REQUIREMENT:
Return every record below exactly as written, omitting any pictures.

SUPPLIED RECORDS:
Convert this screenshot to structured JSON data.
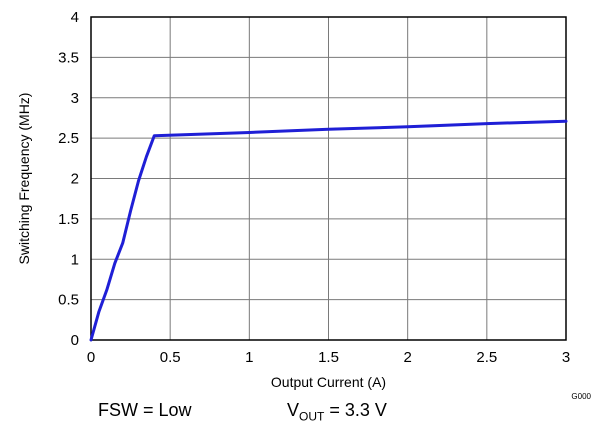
{
  "chart_data": {
    "type": "line",
    "xlabel": "Output Current (A)",
    "ylabel": "Switching Frequency (MHz)",
    "xlim": [
      0,
      3
    ],
    "ylim": [
      0,
      4
    ],
    "x_ticks": [
      "0",
      "0.5",
      "1",
      "1.5",
      "2",
      "2.5",
      "3"
    ],
    "y_ticks": [
      "0",
      "0.5",
      "1",
      "1.5",
      "2",
      "2.5",
      "3",
      "3.5",
      "4"
    ],
    "grid": true,
    "series": [
      {
        "color": "#1f1fd6",
        "points": [
          {
            "x": 0,
            "y": 0
          },
          {
            "x": 0.05,
            "y": 0.35
          },
          {
            "x": 0.1,
            "y": 0.62
          },
          {
            "x": 0.15,
            "y": 0.95
          },
          {
            "x": 0.2,
            "y": 1.2
          },
          {
            "x": 0.25,
            "y": 1.6
          },
          {
            "x": 0.3,
            "y": 1.97
          },
          {
            "x": 0.35,
            "y": 2.27
          },
          {
            "x": 0.4,
            "y": 2.53
          },
          {
            "x": 1.0,
            "y": 2.57
          },
          {
            "x": 1.5,
            "y": 2.61
          },
          {
            "x": 2.0,
            "y": 2.64
          },
          {
            "x": 2.5,
            "y": 2.68
          },
          {
            "x": 3.0,
            "y": 2.71
          }
        ]
      }
    ],
    "figure_code": "G000"
  },
  "conditions": {
    "fsw": "FSW = Low",
    "vout_prefix": "V",
    "vout_sub": "OUT",
    "vout_value": " = 3.3 V"
  }
}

COMPLETE ANSWER:
Convert this screenshot to structured JSON data.
{
  "chart_data": {
    "type": "line",
    "xlabel": "Output Current (A)",
    "ylabel": "Switching Frequency (MHz)",
    "xlim": [
      0,
      3
    ],
    "ylim": [
      0,
      4
    ],
    "x_ticks": [
      "0",
      "0.5",
      "1",
      "1.5",
      "2",
      "2.5",
      "3"
    ],
    "y_ticks": [
      "0",
      "0.5",
      "1",
      "1.5",
      "2",
      "2.5",
      "3",
      "3.5",
      "4"
    ],
    "grid": true,
    "series": [
      {
        "color": "#1f1fd6",
        "points": [
          {
            "x": 0,
            "y": 0
          },
          {
            "x": 0.05,
            "y": 0.35
          },
          {
            "x": 0.1,
            "y": 0.62
          },
          {
            "x": 0.15,
            "y": 0.95
          },
          {
            "x": 0.2,
            "y": 1.2
          },
          {
            "x": 0.25,
            "y": 1.6
          },
          {
            "x": 0.3,
            "y": 1.97
          },
          {
            "x": 0.35,
            "y": 2.27
          },
          {
            "x": 0.4,
            "y": 2.53
          },
          {
            "x": 1.0,
            "y": 2.57
          },
          {
            "x": 1.5,
            "y": 2.61
          },
          {
            "x": 2.0,
            "y": 2.64
          },
          {
            "x": 2.5,
            "y": 2.68
          },
          {
            "x": 3.0,
            "y": 2.71
          }
        ]
      }
    ],
    "figure_code": "G000"
  },
  "conditions": {
    "fsw": "FSW = Low",
    "vout_prefix": "V",
    "vout_sub": "OUT",
    "vout_value": " = 3.3 V"
  }
}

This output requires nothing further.